##### EXTRACTED DATA #####

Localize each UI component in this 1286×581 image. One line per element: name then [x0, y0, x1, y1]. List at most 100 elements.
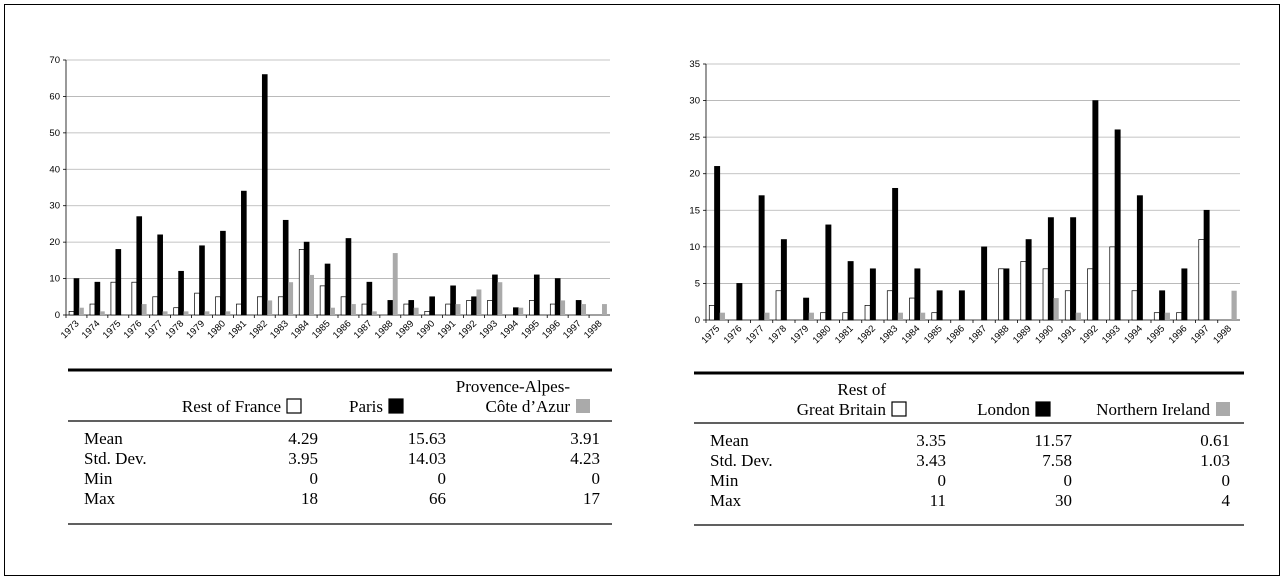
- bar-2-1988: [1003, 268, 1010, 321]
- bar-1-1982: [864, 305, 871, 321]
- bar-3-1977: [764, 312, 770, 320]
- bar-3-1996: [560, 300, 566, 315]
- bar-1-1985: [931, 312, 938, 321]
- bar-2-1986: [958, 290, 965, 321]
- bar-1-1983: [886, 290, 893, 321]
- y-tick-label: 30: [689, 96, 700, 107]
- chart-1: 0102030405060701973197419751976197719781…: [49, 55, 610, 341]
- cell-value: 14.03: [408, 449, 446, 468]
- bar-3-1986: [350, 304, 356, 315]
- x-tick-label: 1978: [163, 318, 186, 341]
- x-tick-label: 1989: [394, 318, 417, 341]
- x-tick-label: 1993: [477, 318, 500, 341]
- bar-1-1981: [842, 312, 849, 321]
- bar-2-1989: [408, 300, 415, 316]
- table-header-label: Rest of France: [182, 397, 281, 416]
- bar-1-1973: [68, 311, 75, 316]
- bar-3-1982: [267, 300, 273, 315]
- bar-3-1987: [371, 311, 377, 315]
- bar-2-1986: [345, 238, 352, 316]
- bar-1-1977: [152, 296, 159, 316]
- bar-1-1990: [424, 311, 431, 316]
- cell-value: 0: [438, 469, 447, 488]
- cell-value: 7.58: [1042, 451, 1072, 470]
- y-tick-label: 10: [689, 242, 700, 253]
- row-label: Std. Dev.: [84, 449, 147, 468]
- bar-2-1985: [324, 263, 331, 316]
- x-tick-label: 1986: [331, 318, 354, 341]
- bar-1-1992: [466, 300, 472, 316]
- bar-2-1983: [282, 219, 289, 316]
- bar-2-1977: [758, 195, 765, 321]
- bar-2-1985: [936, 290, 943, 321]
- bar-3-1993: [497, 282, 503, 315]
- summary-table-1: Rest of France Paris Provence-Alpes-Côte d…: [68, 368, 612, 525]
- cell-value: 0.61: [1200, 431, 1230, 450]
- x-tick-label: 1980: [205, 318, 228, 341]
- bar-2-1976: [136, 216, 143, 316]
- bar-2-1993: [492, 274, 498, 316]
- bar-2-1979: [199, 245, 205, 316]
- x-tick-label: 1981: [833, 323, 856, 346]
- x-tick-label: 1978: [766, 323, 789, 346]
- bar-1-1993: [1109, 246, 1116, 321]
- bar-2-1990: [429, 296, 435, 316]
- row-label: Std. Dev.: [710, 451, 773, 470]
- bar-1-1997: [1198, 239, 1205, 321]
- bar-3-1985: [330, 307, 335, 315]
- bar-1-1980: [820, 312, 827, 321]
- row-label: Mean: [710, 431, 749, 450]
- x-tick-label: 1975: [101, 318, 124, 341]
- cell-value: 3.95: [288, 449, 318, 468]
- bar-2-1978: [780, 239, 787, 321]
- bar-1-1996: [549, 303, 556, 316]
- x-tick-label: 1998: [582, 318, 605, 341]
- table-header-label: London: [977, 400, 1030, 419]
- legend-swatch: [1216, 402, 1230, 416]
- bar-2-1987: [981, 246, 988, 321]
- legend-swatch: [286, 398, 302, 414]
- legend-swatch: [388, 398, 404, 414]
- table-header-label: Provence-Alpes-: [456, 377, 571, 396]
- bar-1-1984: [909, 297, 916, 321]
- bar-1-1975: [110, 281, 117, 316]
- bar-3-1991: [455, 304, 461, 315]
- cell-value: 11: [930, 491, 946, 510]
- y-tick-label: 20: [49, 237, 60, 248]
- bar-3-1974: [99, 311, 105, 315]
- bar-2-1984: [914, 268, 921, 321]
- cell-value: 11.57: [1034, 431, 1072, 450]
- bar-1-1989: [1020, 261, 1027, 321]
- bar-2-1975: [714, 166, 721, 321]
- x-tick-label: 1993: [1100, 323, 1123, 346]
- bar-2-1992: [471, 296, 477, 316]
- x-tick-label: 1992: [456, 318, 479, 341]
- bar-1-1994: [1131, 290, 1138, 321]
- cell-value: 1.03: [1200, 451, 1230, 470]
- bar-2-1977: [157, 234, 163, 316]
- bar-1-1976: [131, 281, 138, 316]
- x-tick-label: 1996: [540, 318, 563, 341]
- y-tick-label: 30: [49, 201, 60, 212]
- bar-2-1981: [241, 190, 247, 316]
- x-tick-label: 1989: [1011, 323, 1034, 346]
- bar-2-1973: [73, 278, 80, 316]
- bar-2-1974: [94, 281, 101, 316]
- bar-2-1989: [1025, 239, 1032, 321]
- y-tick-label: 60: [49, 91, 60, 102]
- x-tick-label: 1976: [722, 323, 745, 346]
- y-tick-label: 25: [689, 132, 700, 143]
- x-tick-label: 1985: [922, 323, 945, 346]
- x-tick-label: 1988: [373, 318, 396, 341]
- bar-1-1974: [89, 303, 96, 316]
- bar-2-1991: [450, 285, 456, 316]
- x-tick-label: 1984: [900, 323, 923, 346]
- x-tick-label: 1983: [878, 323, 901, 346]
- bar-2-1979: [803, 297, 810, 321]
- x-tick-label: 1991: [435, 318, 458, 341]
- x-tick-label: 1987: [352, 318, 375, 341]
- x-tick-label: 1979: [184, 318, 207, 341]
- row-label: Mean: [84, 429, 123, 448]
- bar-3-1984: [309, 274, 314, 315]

#####
##### EXTRACTED DATA #####

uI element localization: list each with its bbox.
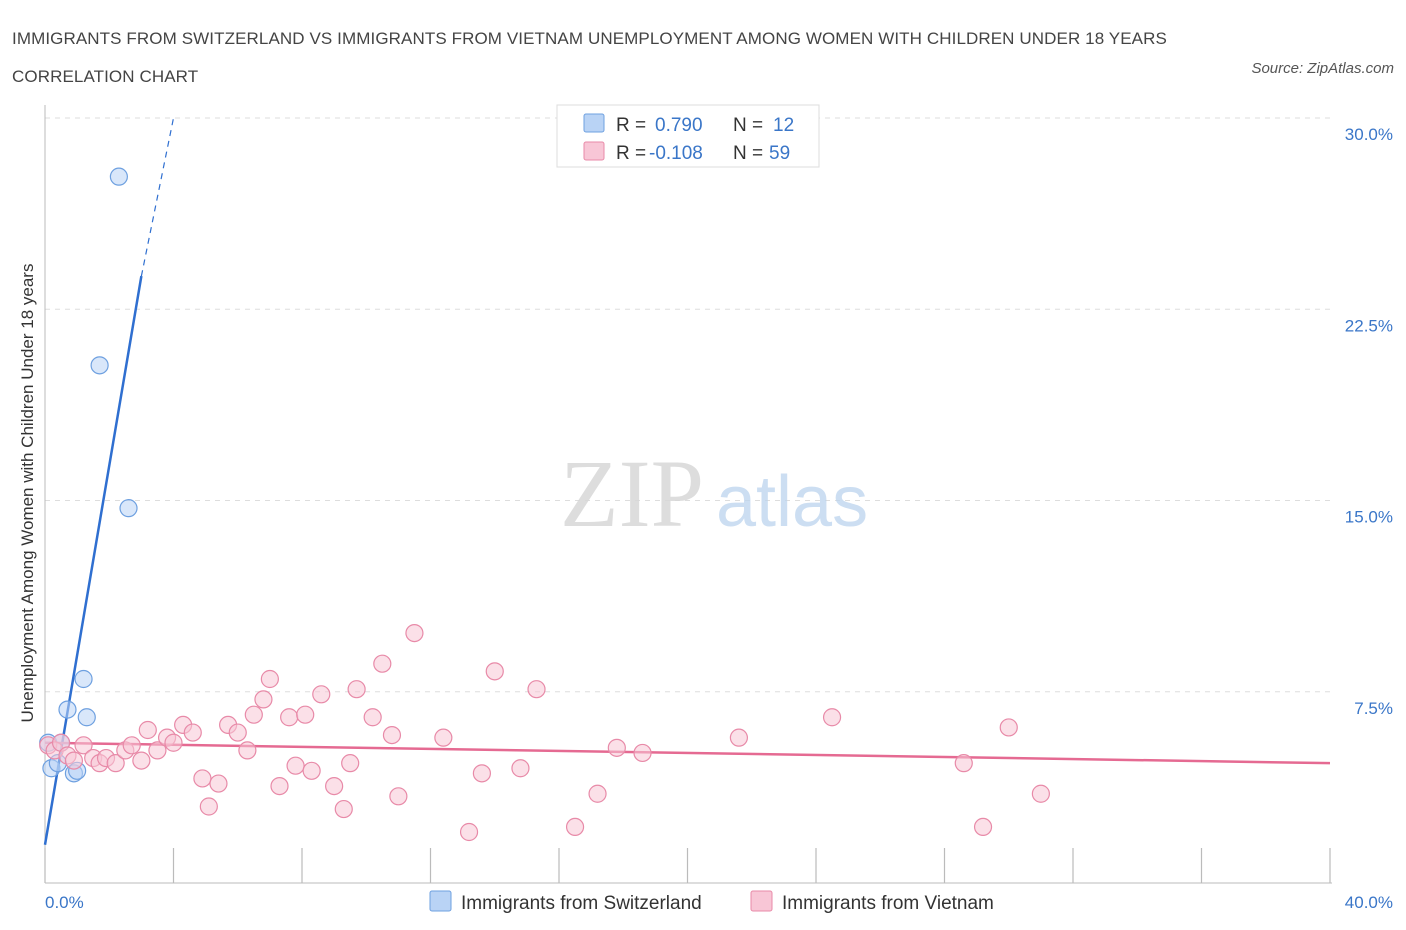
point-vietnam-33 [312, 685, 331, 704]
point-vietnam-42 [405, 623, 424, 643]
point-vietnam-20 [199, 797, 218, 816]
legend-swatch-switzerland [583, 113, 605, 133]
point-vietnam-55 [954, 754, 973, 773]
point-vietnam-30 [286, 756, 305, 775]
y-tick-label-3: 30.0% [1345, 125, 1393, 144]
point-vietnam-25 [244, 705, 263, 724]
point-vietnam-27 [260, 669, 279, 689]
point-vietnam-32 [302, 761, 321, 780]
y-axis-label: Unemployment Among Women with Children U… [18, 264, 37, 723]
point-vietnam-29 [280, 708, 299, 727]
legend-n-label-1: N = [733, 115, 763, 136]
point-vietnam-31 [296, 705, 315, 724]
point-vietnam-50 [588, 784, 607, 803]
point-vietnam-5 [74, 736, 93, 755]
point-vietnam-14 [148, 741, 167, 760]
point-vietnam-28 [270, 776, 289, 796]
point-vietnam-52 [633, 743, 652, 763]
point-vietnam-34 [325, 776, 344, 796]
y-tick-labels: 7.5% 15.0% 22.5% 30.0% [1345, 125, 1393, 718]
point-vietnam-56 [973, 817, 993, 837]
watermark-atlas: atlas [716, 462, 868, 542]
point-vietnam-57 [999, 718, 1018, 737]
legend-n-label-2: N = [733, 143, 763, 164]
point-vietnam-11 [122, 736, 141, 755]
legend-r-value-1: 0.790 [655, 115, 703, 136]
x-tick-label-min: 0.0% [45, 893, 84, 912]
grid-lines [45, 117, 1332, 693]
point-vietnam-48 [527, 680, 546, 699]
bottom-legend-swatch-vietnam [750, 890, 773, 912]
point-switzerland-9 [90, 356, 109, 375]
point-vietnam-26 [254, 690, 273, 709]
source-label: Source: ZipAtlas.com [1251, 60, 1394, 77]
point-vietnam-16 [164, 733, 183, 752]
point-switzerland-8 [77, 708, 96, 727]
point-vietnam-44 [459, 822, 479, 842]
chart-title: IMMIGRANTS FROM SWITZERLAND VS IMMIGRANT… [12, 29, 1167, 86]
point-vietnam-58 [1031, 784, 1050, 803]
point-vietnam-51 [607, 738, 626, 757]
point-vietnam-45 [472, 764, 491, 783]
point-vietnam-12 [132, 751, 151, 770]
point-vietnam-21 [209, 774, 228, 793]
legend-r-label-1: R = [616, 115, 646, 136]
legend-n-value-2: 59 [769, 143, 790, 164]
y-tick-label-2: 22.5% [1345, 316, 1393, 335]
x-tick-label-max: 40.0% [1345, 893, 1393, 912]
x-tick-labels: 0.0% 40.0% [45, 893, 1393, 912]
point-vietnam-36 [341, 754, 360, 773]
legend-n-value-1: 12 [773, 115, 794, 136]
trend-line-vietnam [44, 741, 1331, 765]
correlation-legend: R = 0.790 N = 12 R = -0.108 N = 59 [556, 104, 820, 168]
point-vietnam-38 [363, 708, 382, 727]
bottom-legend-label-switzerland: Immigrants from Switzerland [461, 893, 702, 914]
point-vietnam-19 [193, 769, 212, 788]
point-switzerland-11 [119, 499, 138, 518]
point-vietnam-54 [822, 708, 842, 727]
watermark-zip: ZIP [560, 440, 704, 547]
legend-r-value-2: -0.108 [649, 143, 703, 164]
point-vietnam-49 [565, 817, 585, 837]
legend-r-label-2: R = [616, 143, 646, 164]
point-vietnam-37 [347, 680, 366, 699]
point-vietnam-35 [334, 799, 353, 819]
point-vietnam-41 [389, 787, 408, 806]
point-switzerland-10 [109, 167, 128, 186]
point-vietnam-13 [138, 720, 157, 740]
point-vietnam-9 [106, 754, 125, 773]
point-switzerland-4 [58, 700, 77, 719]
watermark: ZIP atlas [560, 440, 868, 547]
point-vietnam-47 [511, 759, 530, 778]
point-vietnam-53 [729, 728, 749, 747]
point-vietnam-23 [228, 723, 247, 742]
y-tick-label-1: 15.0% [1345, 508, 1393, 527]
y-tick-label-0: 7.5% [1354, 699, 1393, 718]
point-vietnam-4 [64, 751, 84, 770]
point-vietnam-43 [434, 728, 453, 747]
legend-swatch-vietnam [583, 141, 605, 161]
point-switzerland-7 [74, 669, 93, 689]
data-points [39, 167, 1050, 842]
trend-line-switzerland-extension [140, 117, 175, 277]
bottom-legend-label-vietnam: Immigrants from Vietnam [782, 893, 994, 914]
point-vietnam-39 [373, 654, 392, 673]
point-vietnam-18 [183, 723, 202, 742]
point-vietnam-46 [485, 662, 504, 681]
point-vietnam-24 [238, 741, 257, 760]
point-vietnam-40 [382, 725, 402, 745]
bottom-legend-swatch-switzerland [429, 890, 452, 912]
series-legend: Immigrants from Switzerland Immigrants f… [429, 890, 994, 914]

#####

*WHAT NEEDS TO BE DONE:* Render the data lines from the one containing "- bar-2-1988: [1003, 268, 1010, 321]" through the one containing "- y-tick-label: 30: [689, 96, 700, 107]", inclusive, as a Markdown table with columns Row and Entry. Number each line under Row, put the line itself under Entry, and skip any blank lines.

*EXPECTED OUTPUT:*
| Row | Entry |
|---|---|
| 1 | - bar-2-1988: [1003, 268, 1010, 321] |
| 2 | - bar-1-1982: [864, 305, 871, 321] |
| 3 | - bar-3-1977: [764, 312, 770, 320] |
| 4 | - bar-3-1996: [560, 300, 566, 315] |
| 5 | - bar-1-1985: [931, 312, 938, 321] |
| 6 | - bar-2-1986: [958, 290, 965, 321] |
| 7 | - bar-1-1983: [886, 290, 893, 321] |
| 8 | - y-tick-label: 30: [689, 96, 700, 107] |